- **SHORT PROBLEM**: All entries are to be quoted exactly; the images stay out of the copy.

Dataset records
━━━━━━━━

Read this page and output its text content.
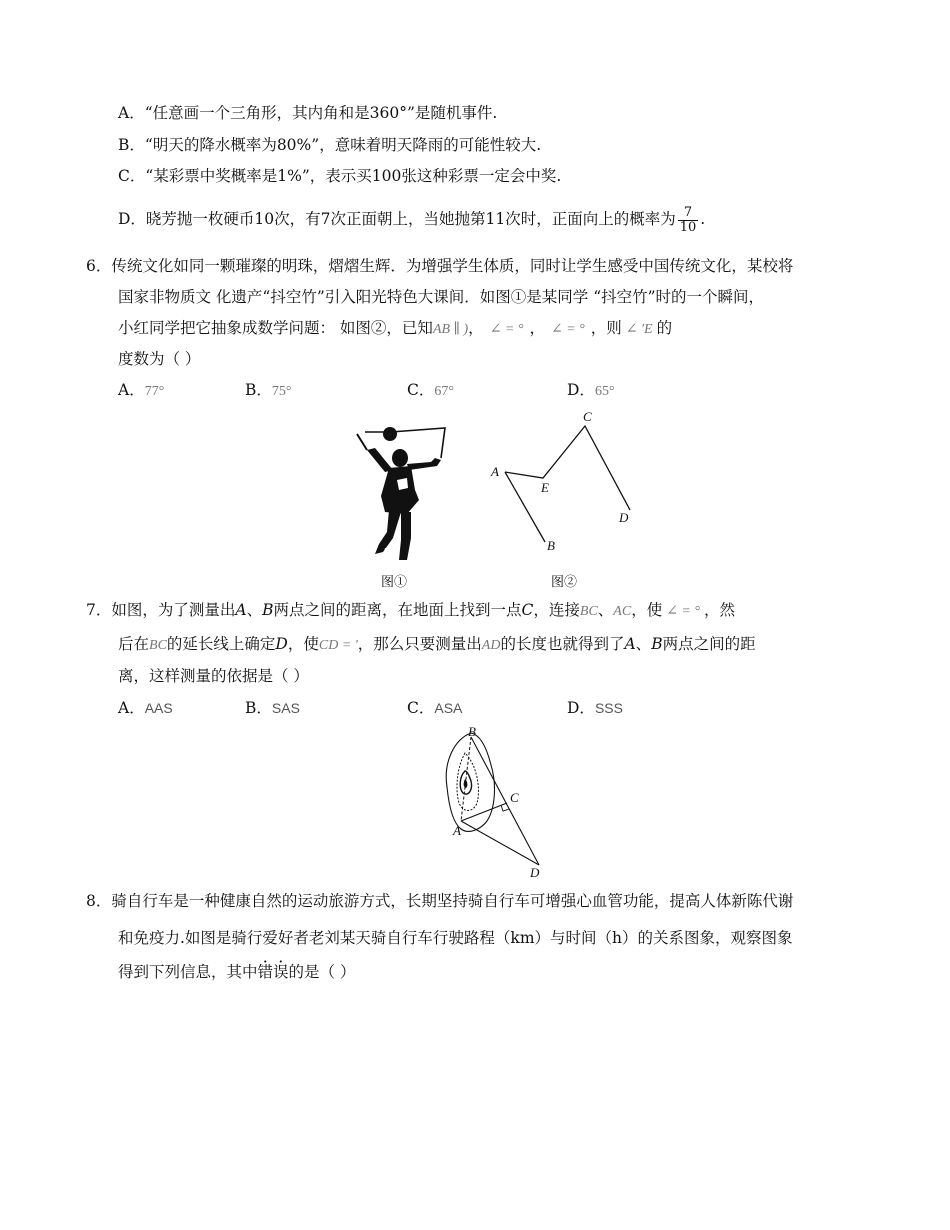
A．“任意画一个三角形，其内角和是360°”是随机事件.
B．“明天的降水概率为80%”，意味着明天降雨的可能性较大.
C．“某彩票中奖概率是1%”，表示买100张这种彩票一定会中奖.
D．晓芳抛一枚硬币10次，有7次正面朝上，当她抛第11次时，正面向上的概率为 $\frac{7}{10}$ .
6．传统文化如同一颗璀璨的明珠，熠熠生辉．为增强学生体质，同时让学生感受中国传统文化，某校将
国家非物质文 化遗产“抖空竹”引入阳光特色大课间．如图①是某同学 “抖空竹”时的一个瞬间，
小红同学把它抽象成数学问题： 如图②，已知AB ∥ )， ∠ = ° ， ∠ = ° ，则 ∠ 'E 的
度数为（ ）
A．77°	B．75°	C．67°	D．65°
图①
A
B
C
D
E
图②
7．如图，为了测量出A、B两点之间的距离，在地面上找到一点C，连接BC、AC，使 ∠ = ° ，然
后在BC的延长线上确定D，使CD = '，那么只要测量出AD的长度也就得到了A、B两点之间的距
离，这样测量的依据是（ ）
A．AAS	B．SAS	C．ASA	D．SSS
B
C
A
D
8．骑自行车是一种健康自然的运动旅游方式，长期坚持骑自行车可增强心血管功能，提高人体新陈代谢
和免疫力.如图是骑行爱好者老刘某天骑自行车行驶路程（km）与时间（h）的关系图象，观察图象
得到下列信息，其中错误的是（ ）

━━━━━━━━

- **PROBLEM SOLUTION**:
Read this page and output its text content.
A．“任意画一个三角形，其内角和是360°”是随机事件.
B．“明天的降水概率为80%”，意味着明天降雨的可能性较大.
C．“某彩票中奖概率是1%”，表示买100张这种彩票一定会中奖.
D．晓芳抛一枚硬币10次，有7次正面朝上，当她抛第11次时，正面向上的概率为 $\frac{7}{10}$ .
6．传统文化如同一颗璀璨的明珠，熠熠生辉．为增强学生体质，同时让学生感受中国传统文化，某校将
国家非物质文 化遗产“抖空竹”引入阳光特色大课间．如图①是某同学 “抖空竹”时的一个瞬间，
小红同学把它抽象成数学问题： 如图②，已知AB ∥ )， ∠ = ° ， ∠ = ° ，则 ∠ 'E 的
度数为（ ）
A．77°	B．75°	C．67°	D．65°
图①
A
B
C
D
E
图②
7．如图，为了测量出A、B两点之间的距离，在地面上找到一点C，连接BC、AC，使 ∠ = ° ，然
后在BC的延长线上确定D，使CD = '，那么只要测量出AD的长度也就得到了A、B两点之间的距
离，这样测量的依据是（ ）
A．AAS	B．SAS	C．ASA	D．SSS
B
C
A
D
8．骑自行车是一种健康自然的运动旅游方式，长期坚持骑自行车可增强心血管功能，提高人体新陈代谢
和免疫力.如图是骑行爱好者老刘某天骑自行车行驶路程（km）与时间（h）的关系图象，观察图象
得到下列信息，其中错误的是（ ）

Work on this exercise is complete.